### What you should do
Please print each record that follows precisely as it appears.

### Given records
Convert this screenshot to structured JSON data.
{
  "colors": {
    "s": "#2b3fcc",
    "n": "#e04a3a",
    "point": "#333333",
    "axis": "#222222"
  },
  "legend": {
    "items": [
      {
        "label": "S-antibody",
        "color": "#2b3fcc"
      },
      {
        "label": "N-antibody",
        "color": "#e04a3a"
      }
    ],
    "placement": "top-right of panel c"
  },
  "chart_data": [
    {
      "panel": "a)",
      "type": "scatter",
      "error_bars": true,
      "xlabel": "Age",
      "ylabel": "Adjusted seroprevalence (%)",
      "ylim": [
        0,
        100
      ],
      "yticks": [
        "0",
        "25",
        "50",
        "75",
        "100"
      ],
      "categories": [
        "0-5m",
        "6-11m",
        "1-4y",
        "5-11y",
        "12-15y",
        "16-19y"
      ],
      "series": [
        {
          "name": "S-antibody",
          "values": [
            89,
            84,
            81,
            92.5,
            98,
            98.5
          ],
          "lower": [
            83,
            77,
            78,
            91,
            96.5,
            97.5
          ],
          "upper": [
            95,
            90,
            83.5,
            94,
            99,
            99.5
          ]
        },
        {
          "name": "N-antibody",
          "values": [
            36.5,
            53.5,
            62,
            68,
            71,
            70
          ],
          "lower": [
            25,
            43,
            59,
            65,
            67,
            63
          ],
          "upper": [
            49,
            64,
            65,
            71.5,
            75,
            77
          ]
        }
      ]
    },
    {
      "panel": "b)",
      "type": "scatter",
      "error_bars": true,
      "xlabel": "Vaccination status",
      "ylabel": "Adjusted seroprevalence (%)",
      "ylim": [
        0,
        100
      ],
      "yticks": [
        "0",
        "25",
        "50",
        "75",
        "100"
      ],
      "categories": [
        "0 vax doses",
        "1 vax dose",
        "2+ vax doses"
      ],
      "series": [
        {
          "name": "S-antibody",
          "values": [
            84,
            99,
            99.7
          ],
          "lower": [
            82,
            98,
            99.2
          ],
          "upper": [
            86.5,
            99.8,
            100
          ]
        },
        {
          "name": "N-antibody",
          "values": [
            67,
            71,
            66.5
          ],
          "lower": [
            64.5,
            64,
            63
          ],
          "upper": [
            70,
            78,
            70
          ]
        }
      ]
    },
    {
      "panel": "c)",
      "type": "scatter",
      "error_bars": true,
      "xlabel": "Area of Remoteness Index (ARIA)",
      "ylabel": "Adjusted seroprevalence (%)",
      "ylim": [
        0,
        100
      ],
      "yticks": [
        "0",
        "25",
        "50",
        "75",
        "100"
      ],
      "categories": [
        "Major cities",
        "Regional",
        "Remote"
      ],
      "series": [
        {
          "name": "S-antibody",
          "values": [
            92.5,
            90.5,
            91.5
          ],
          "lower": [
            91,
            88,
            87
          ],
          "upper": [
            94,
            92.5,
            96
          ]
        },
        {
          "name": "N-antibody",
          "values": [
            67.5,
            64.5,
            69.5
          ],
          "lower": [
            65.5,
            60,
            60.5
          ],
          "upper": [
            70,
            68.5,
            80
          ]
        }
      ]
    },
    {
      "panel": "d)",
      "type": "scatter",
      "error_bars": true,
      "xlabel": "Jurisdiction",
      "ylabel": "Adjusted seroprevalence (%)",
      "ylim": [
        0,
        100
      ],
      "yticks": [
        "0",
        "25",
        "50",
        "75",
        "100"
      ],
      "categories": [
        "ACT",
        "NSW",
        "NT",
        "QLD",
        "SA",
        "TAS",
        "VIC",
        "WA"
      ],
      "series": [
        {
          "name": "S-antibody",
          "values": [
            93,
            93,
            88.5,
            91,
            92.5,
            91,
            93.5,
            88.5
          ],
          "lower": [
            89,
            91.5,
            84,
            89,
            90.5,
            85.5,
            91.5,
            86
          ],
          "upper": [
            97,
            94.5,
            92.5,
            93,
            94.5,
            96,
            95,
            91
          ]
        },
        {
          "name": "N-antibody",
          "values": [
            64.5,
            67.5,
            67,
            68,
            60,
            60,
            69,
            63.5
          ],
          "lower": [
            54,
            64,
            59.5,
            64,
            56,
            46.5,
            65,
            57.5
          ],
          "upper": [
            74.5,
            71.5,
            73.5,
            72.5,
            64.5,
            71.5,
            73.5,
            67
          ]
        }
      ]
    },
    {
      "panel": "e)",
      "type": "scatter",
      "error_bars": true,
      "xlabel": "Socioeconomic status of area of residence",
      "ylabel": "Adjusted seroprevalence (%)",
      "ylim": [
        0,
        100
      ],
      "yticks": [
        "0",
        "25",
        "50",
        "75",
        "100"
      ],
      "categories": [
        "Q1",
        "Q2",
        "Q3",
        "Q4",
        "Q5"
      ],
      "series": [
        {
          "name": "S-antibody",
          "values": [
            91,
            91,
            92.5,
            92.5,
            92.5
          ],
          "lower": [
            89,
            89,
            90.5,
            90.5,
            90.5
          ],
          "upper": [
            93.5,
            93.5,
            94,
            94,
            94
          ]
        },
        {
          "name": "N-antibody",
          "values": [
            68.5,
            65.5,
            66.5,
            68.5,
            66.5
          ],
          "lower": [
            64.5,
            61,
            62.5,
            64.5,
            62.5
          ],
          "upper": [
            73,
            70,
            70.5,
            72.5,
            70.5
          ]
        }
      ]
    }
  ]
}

### Answer for this exercise
Convert this screenshot to structured JSON data.
{
  "colors": {
    "s": "#2b3fcc",
    "n": "#e04a3a",
    "point": "#333333",
    "axis": "#222222"
  },
  "legend": {
    "items": [
      {
        "label": "S-antibody",
        "color": "#2b3fcc"
      },
      {
        "label": "N-antibody",
        "color": "#e04a3a"
      }
    ],
    "placement": "top-right of panel c"
  },
  "chart_data": [
    {
      "panel": "a)",
      "type": "scatter",
      "error_bars": true,
      "xlabel": "Age",
      "ylabel": "Adjusted seroprevalence (%)",
      "ylim": [
        0,
        100
      ],
      "yticks": [
        "0",
        "25",
        "50",
        "75",
        "100"
      ],
      "categories": [
        "0-5m",
        "6-11m",
        "1-4y",
        "5-11y",
        "12-15y",
        "16-19y"
      ],
      "series": [
        {
          "name": "S-antibody",
          "values": [
            89,
            84,
            81,
            92.5,
            98,
            98.5
          ],
          "lower": [
            83,
            77,
            78,
            91,
            96.5,
            97.5
          ],
          "upper": [
            95,
            90,
            83.5,
            94,
            99,
            99.5
          ]
        },
        {
          "name": "N-antibody",
          "values": [
            36.5,
            53.5,
            62,
            68,
            71,
            70
          ],
          "lower": [
            25,
            43,
            59,
            65,
            67,
            63
          ],
          "upper": [
            49,
            64,
            65,
            71.5,
            75,
            77
          ]
        }
      ]
    },
    {
      "panel": "b)",
      "type": "scatter",
      "error_bars": true,
      "xlabel": "Vaccination status",
      "ylabel": "Adjusted seroprevalence (%)",
      "ylim": [
        0,
        100
      ],
      "yticks": [
        "0",
        "25",
        "50",
        "75",
        "100"
      ],
      "categories": [
        "0 vax doses",
        "1 vax dose",
        "2+ vax doses"
      ],
      "series": [
        {
          "name": "S-antibody",
          "values": [
            84,
            99,
            99.7
          ],
          "lower": [
            82,
            98,
            99.2
          ],
          "upper": [
            86.5,
            99.8,
            100
          ]
        },
        {
          "name": "N-antibody",
          "values": [
            67,
            71,
            66.5
          ],
          "lower": [
            64.5,
            64,
            63
          ],
          "upper": [
            70,
            78,
            70
          ]
        }
      ]
    },
    {
      "panel": "c)",
      "type": "scatter",
      "error_bars": true,
      "xlabel": "Area of Remoteness Index (ARIA)",
      "ylabel": "Adjusted seroprevalence (%)",
      "ylim": [
        0,
        100
      ],
      "yticks": [
        "0",
        "25",
        "50",
        "75",
        "100"
      ],
      "categories": [
        "Major cities",
        "Regional",
        "Remote"
      ],
      "series": [
        {
          "name": "S-antibody",
          "values": [
            92.5,
            90.5,
            91.5
          ],
          "lower": [
            91,
            88,
            87
          ],
          "upper": [
            94,
            92.5,
            96
          ]
        },
        {
          "name": "N-antibody",
          "values": [
            67.5,
            64.5,
            69.5
          ],
          "lower": [
            65.5,
            60,
            60.5
          ],
          "upper": [
            70,
            68.5,
            80
          ]
        }
      ]
    },
    {
      "panel": "d)",
      "type": "scatter",
      "error_bars": true,
      "xlabel": "Jurisdiction",
      "ylabel": "Adjusted seroprevalence (%)",
      "ylim": [
        0,
        100
      ],
      "yticks": [
        "0",
        "25",
        "50",
        "75",
        "100"
      ],
      "categories": [
        "ACT",
        "NSW",
        "NT",
        "QLD",
        "SA",
        "TAS",
        "VIC",
        "WA"
      ],
      "series": [
        {
          "name": "S-antibody",
          "values": [
            93,
            93,
            88.5,
            91,
            92.5,
            91,
            93.5,
            88.5
          ],
          "lower": [
            89,
            91.5,
            84,
            89,
            90.5,
            85.5,
            91.5,
            86
          ],
          "upper": [
            97,
            94.5,
            92.5,
            93,
            94.5,
            96,
            95,
            91
          ]
        },
        {
          "name": "N-antibody",
          "values": [
            64.5,
            67.5,
            67,
            68,
            60,
            60,
            69,
            63.5
          ],
          "lower": [
            54,
            64,
            59.5,
            64,
            56,
            46.5,
            65,
            57.5
          ],
          "upper": [
            74.5,
            71.5,
            73.5,
            72.5,
            64.5,
            71.5,
            73.5,
            67
          ]
        }
      ]
    },
    {
      "panel": "e)",
      "type": "scatter",
      "error_bars": true,
      "xlabel": "Socioeconomic status of area of residence",
      "ylabel": "Adjusted seroprevalence (%)",
      "ylim": [
        0,
        100
      ],
      "yticks": [
        "0",
        "25",
        "50",
        "75",
        "100"
      ],
      "categories": [
        "Q1",
        "Q2",
        "Q3",
        "Q4",
        "Q5"
      ],
      "series": [
        {
          "name": "S-antibody",
          "values": [
            91,
            91,
            92.5,
            92.5,
            92.5
          ],
          "lower": [
            89,
            89,
            90.5,
            90.5,
            90.5
          ],
          "upper": [
            93.5,
            93.5,
            94,
            94,
            94
          ]
        },
        {
          "name": "N-antibody",
          "values": [
            68.5,
            65.5,
            66.5,
            68.5,
            66.5
          ],
          "lower": [
            64.5,
            61,
            62.5,
            64.5,
            62.5
          ],
          "upper": [
            73,
            70,
            70.5,
            72.5,
            70.5
          ]
        }
      ]
    }
  ]
}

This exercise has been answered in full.